CHALLENGE:
Images should be left out, and everything else in the listing reproduced exactly.

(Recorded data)
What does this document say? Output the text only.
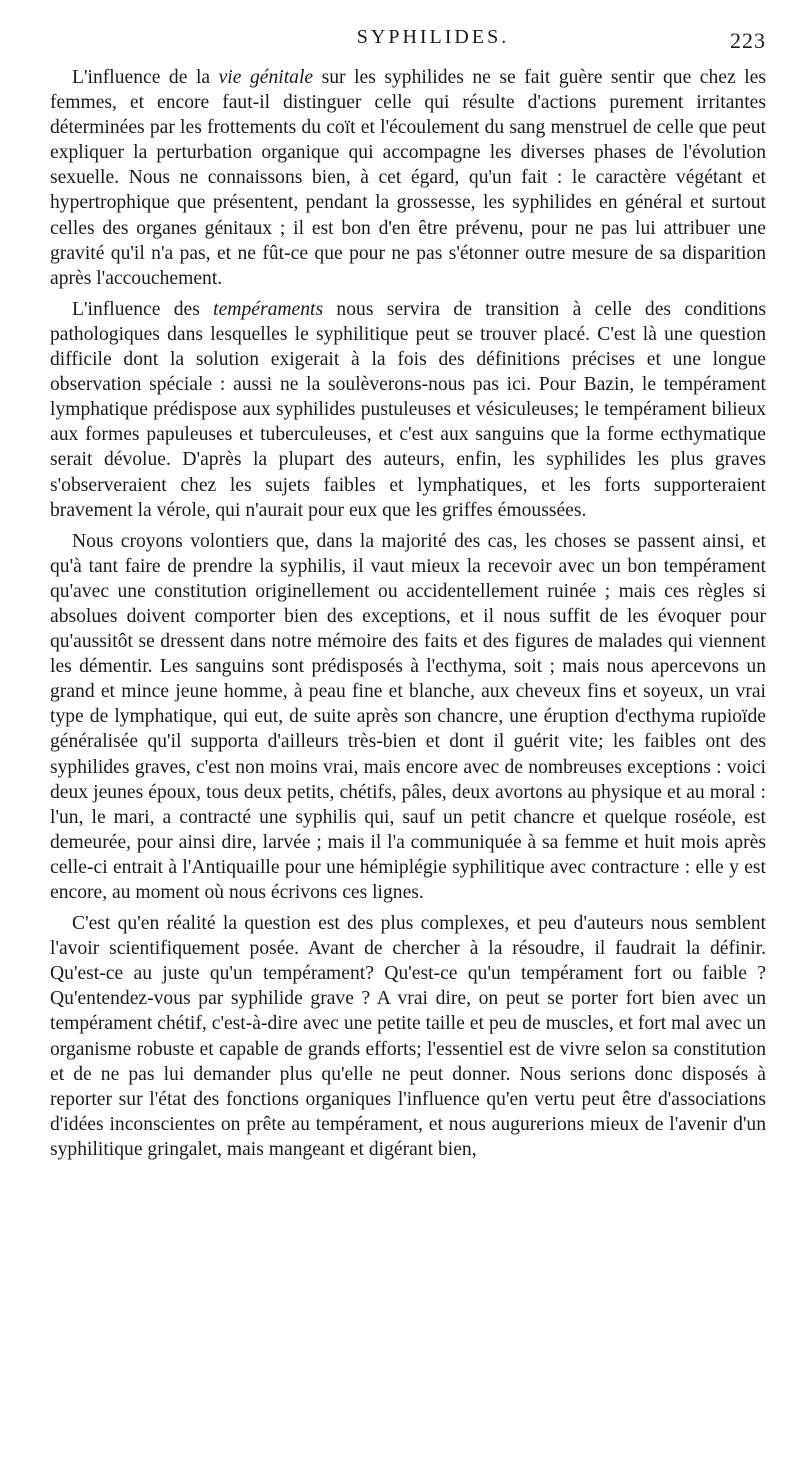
SYPHILIDES.	223

L'influence de la vie génitale sur les syphilides ne se fait guère sentir que chez les femmes, et encore faut-il distinguer celle qui résulte d'actions purement irritantes déterminées par les frottements du coït et l'écoulement du sang menstruel de celle que peut expliquer la perturbation organique qui accompagne les diverses phases de l'évolution sexuelle. Nous ne connaissons bien, à cet égard, qu'un fait : le caractère végétant et hypertrophique que présentent, pendant la grossesse, les syphilides en général et surtout celles des organes génitaux ; il est bon d'en être prévenu, pour ne pas lui attribuer une gravité qu'il n'a pas, et ne fût-ce que pour ne pas s'étonner outre mesure de sa disparition après l'accouchement.

L'influence des tempéraments nous servira de transition à celle des conditions pathologiques dans lesquelles le syphilitique peut se trouver placé. C'est là une question difficile dont la solution exigerait à la fois des définitions précises et une longue observation spéciale : aussi ne la soulèverons-nous pas ici. Pour Bazin, le tempérament lymphatique prédispose aux syphilides pustuleuses et vésiculeuses; le tempérament bilieux aux formes papuleuses et tuberculeuses, et c'est aux sanguins que la forme ecthymatique serait dévolue. D'après la plupart des auteurs, enfin, les syphilides les plus graves s'observeraient chez les sujets faibles et lymphatiques, et les forts supporteraient bravement la vérole, qui n'aurait pour eux que les griffes émoussées.

Nous croyons volontiers que, dans la majorité des cas, les choses se passent ainsi, et qu'à tant faire de prendre la syphilis, il vaut mieux la recevoir avec un bon tempérament qu'avec une constitution originellement ou accidentellement ruinée ; mais ces règles si absolues doivent comporter bien des exceptions, et il nous suffit de les évoquer pour qu'aussitôt se dressent dans notre mémoire des faits et des figures de malades qui viennent les démentir. Les sanguins sont prédisposés à l'ecthyma, soit ; mais nous apercevons un grand et mince jeune homme, à peau fine et blanche, aux cheveux fins et soyeux, un vrai type de lymphatique, qui eut, de suite après son chancre, une éruption d'ecthyma rupioïde généralisée qu'il supporta d'ailleurs très-bien et dont il guérit vite; les faibles ont des syphilides graves, c'est non moins vrai, mais encore avec de nombreuses exceptions : voici deux jeunes époux, tous deux petits, chétifs, pâles, deux avortons au physique et au moral : l'un, le mari, a contracté une syphilis qui, sauf un petit chancre et quelque roséole, est demeurée, pour ainsi dire, larvée ; mais il l'a communiquée à sa femme et huit mois après celle-ci entrait à l'Antiquaille pour une hémiplégie syphilitique avec contracture : elle y est encore, au moment où nous écrivons ces lignes.

C'est qu'en réalité la question est des plus complexes, et peu d'auteurs nous semblent l'avoir scientifiquement posée. Avant de chercher à la résoudre, il faudrait la définir. Qu'est-ce au juste qu'un tempérament? Qu'est-ce qu'un tempérament fort ou faible ? Qu'entendez-vous par syphilide grave ? A vrai dire, on peut se porter fort bien avec un tempérament chétif, c'est-à-dire avec une petite taille et peu de muscles, et fort mal avec un organisme robuste et capable de grands efforts; l'essentiel est de vivre selon sa constitution et de ne pas lui demander plus qu'elle ne peut donner. Nous serions donc disposés à reporter sur l'état des fonctions organiques l'influence qu'en vertu peut être d'associations d'idées inconscientes on prête au tempérament, et nous augurerions mieux de l'avenir d'un syphilitique gringalet, mais mangeant et digérant bien,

RESULT BELOW:
What does this document say? Output the text only.
SYPHILIDES.	223

L'influence de la vie génitale sur les syphilides ne se fait guère sentir que chez les femmes, et encore faut-il distinguer celle qui résulte d'actions purement irritantes déterminées par les frottements du coït et l'écoulement du sang menstruel de celle que peut expliquer la perturbation organique qui accompagne les diverses phases de l'évolution sexuelle. Nous ne connaissons bien, à cet égard, qu'un fait : le caractère végétant et hypertrophique que présentent, pendant la grossesse, les syphilides en général et surtout celles des organes génitaux ; il est bon d'en être prévenu, pour ne pas lui attribuer une gravité qu'il n'a pas, et ne fût-ce que pour ne pas s'étonner outre mesure de sa disparition après l'accouchement.

L'influence des tempéraments nous servira de transition à celle des conditions pathologiques dans lesquelles le syphilitique peut se trouver placé. C'est là une question difficile dont la solution exigerait à la fois des définitions précises et une longue observation spéciale : aussi ne la soulèverons-nous pas ici. Pour Bazin, le tempérament lymphatique prédispose aux syphilides pustuleuses et vésiculeuses; le tempérament bilieux aux formes papuleuses et tuberculeuses, et c'est aux sanguins que la forme ecthymatique serait dévolue. D'après la plupart des auteurs, enfin, les syphilides les plus graves s'observeraient chez les sujets faibles et lymphatiques, et les forts supporteraient bravement la vérole, qui n'aurait pour eux que les griffes émoussées.

Nous croyons volontiers que, dans la majorité des cas, les choses se passent ainsi, et qu'à tant faire de prendre la syphilis, il vaut mieux la recevoir avec un bon tempérament qu'avec une constitution originellement ou accidentellement ruinée ; mais ces règles si absolues doivent comporter bien des exceptions, et il nous suffit de les évoquer pour qu'aussitôt se dressent dans notre mémoire des faits et des figures de malades qui viennent les démentir. Les sanguins sont prédisposés à l'ecthyma, soit ; mais nous apercevons un grand et mince jeune homme, à peau fine et blanche, aux cheveux fins et soyeux, un vrai type de lymphatique, qui eut, de suite après son chancre, une éruption d'ecthyma rupioïde généralisée qu'il supporta d'ailleurs très-bien et dont il guérit vite; les faibles ont des syphilides graves, c'est non moins vrai, mais encore avec de nombreuses exceptions : voici deux jeunes époux, tous deux petits, chétifs, pâles, deux avortons au physique et au moral : l'un, le mari, a contracté une syphilis qui, sauf un petit chancre et quelque roséole, est demeurée, pour ainsi dire, larvée ; mais il l'a communiquée à sa femme et huit mois après celle-ci entrait à l'Antiquaille pour une hémiplégie syphilitique avec contracture : elle y est encore, au moment où nous écrivons ces lignes.

C'est qu'en réalité la question est des plus complexes, et peu d'auteurs nous semblent l'avoir scientifiquement posée. Avant de chercher à la résoudre, il faudrait la définir. Qu'est-ce au juste qu'un tempérament? Qu'est-ce qu'un tempérament fort ou faible ? Qu'entendez-vous par syphilide grave ? A vrai dire, on peut se porter fort bien avec un tempérament chétif, c'est-à-dire avec une petite taille et peu de muscles, et fort mal avec un organisme robuste et capable de grands efforts; l'essentiel est de vivre selon sa constitution et de ne pas lui demander plus qu'elle ne peut donner. Nous serions donc disposés à reporter sur l'état des fonctions organiques l'influence qu'en vertu peut être d'associations d'idées inconscientes on prête au tempérament, et nous augurerions mieux de l'avenir d'un syphilitique gringalet, mais mangeant et digérant bien,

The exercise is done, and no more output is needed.